The problem
What is the count of lines that hold the word "octubre"? Give only the number.

Materials provided
━━━

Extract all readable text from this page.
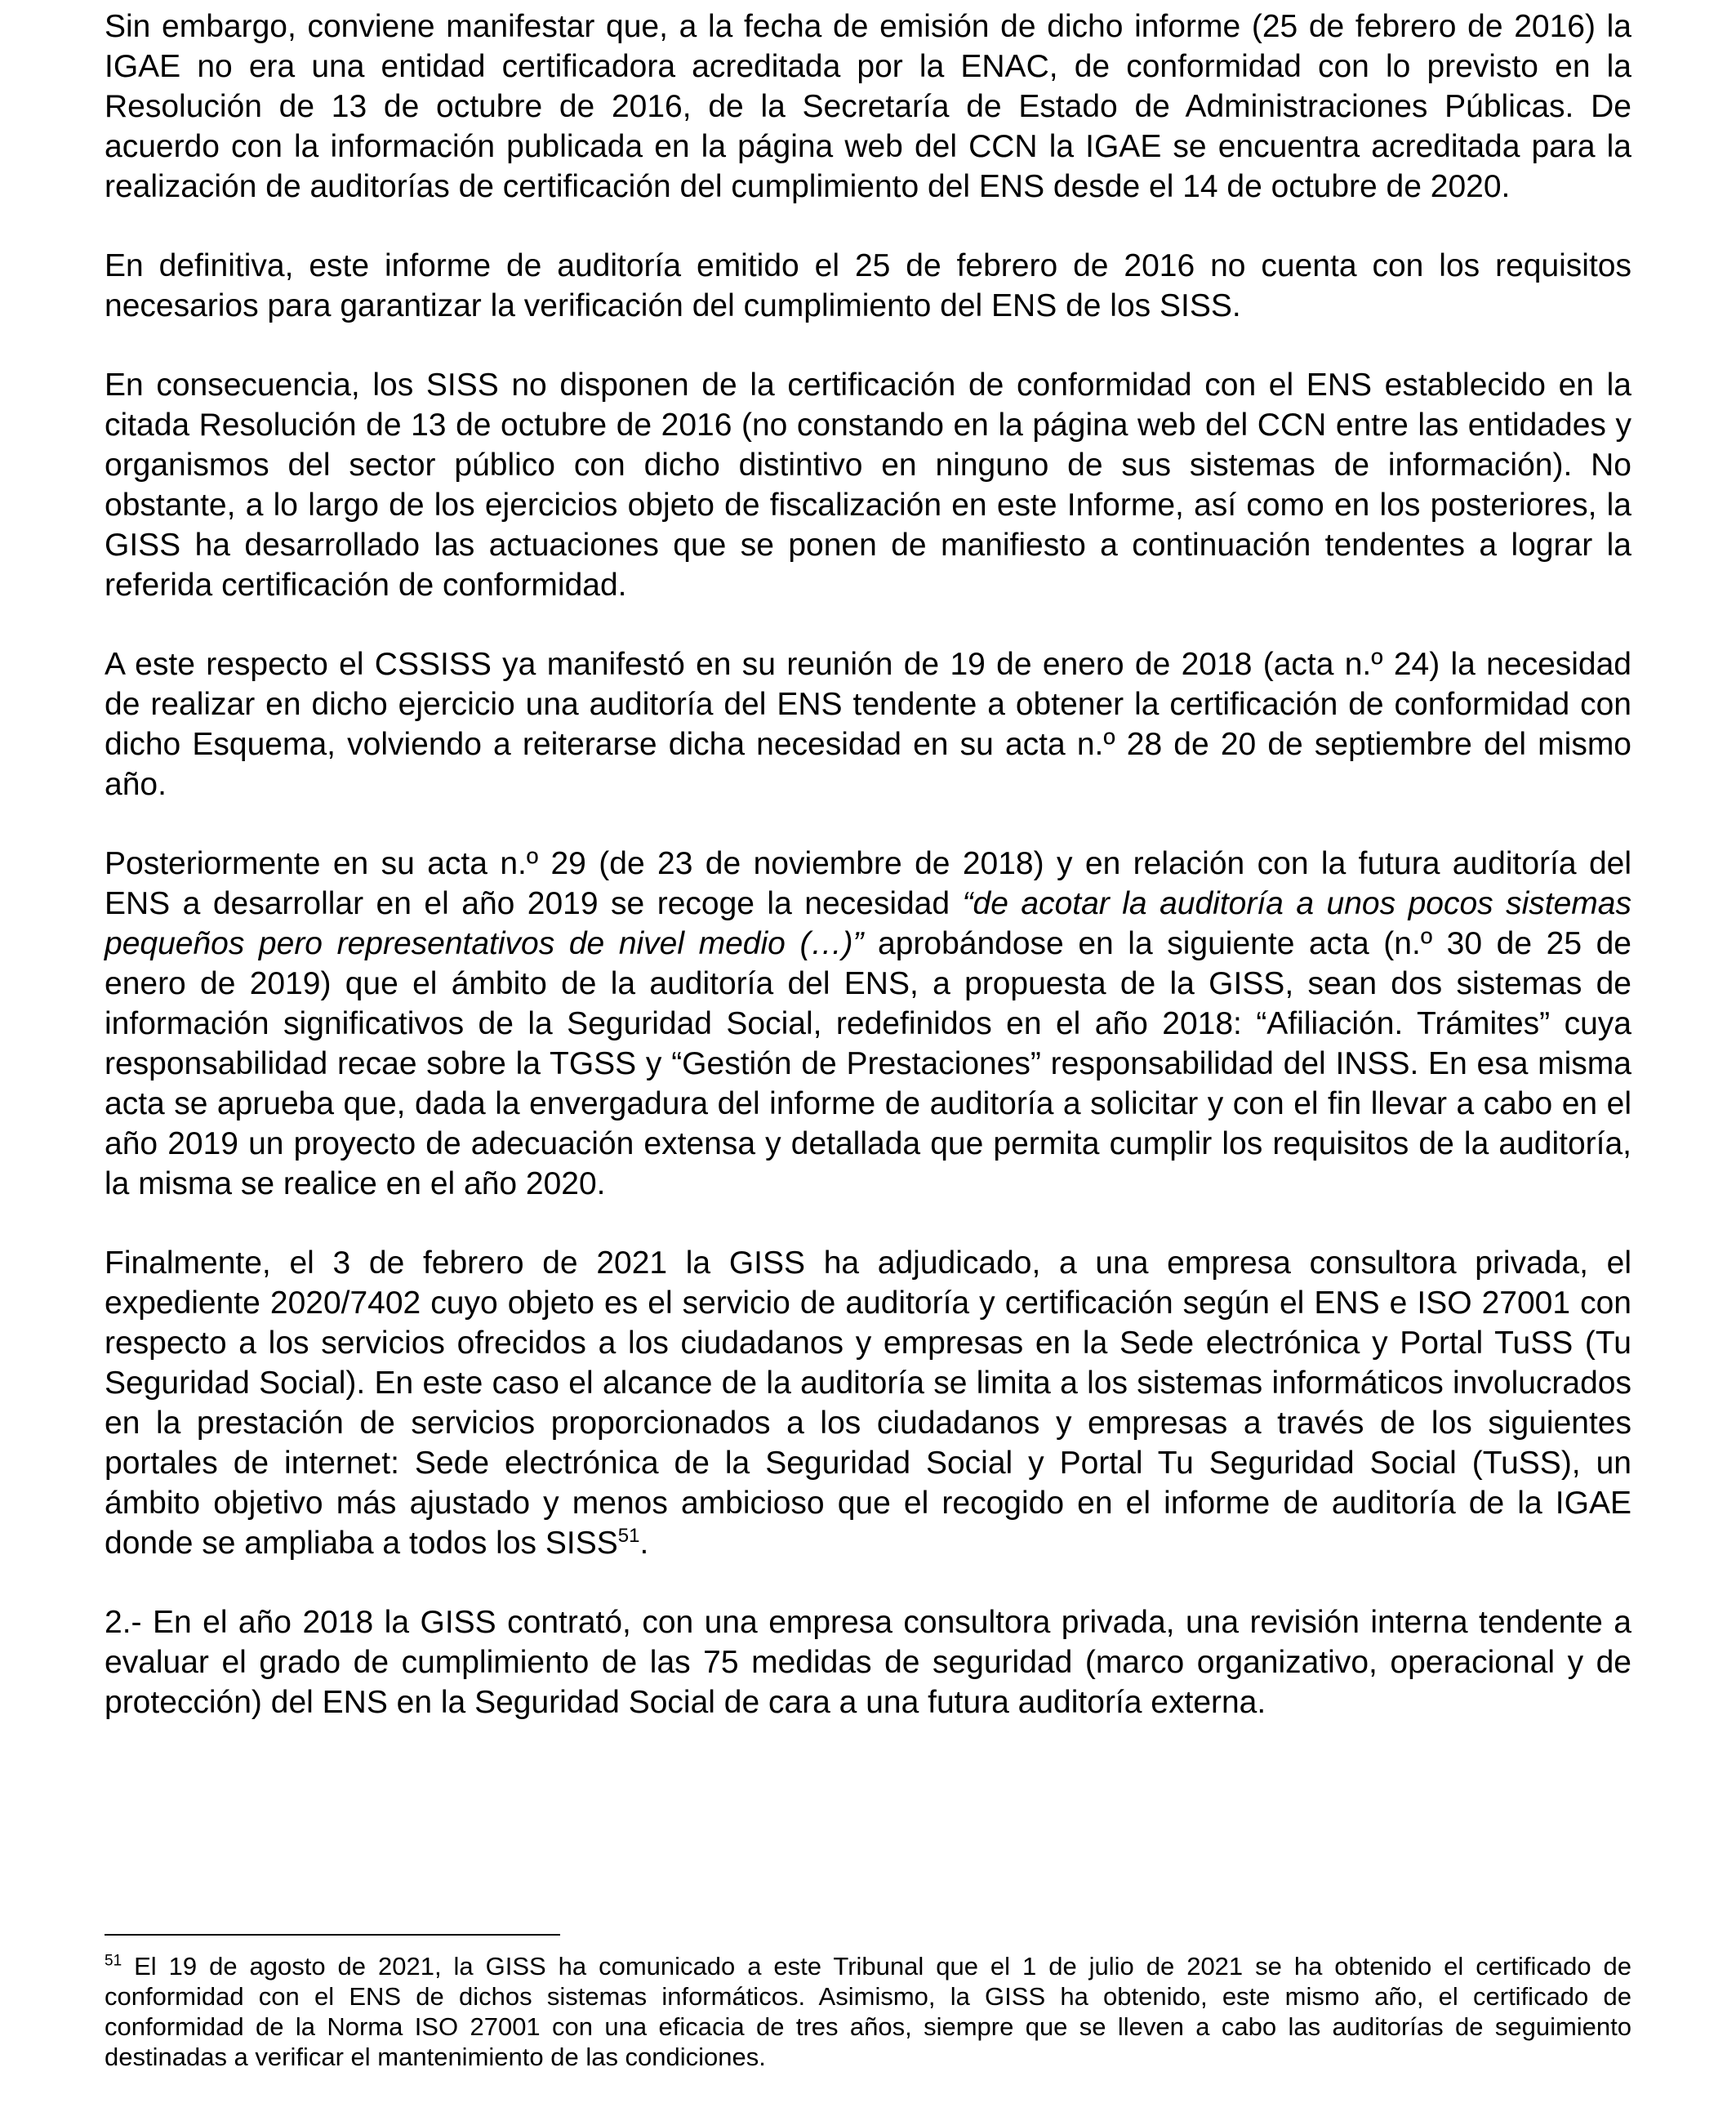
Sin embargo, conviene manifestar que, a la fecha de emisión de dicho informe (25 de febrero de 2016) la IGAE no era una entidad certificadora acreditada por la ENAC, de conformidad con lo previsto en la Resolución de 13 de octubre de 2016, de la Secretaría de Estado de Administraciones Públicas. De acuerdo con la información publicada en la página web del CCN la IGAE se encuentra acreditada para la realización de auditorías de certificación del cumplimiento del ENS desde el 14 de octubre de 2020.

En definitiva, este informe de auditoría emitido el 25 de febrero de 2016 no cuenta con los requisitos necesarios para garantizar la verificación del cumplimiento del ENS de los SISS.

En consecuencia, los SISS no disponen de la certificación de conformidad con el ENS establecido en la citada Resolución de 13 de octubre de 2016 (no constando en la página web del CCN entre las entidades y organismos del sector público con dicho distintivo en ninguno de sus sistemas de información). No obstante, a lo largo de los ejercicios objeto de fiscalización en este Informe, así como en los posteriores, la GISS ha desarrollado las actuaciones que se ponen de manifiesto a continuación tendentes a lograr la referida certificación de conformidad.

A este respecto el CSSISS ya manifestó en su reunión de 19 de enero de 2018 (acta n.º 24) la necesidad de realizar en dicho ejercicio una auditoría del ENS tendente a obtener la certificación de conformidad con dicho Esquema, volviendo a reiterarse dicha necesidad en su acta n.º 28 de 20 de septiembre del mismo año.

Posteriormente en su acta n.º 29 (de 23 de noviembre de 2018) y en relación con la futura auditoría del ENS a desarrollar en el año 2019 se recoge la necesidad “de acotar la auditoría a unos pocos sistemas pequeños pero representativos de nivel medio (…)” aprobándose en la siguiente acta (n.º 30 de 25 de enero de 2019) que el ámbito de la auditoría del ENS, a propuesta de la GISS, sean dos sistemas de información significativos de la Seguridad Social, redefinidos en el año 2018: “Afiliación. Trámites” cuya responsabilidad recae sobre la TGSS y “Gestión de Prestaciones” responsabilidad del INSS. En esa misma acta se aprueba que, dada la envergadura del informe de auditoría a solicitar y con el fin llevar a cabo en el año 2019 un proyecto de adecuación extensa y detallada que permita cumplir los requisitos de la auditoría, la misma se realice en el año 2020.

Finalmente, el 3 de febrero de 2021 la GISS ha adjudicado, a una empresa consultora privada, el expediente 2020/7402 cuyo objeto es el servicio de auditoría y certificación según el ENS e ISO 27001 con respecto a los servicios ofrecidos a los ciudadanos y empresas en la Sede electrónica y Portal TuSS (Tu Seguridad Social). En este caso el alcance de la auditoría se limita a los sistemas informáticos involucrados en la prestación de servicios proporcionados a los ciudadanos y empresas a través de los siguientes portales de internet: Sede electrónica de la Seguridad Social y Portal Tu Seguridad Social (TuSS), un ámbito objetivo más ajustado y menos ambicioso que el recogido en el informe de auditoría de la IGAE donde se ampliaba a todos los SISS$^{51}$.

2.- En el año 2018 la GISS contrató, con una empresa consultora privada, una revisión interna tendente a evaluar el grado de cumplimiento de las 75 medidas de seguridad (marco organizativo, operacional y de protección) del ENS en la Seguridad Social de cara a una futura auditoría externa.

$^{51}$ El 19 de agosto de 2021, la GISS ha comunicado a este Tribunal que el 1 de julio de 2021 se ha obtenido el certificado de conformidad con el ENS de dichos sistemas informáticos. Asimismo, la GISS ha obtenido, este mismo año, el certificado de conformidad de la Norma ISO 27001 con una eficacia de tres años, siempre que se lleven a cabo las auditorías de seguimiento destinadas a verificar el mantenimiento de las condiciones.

━━━

Result for this exercise
2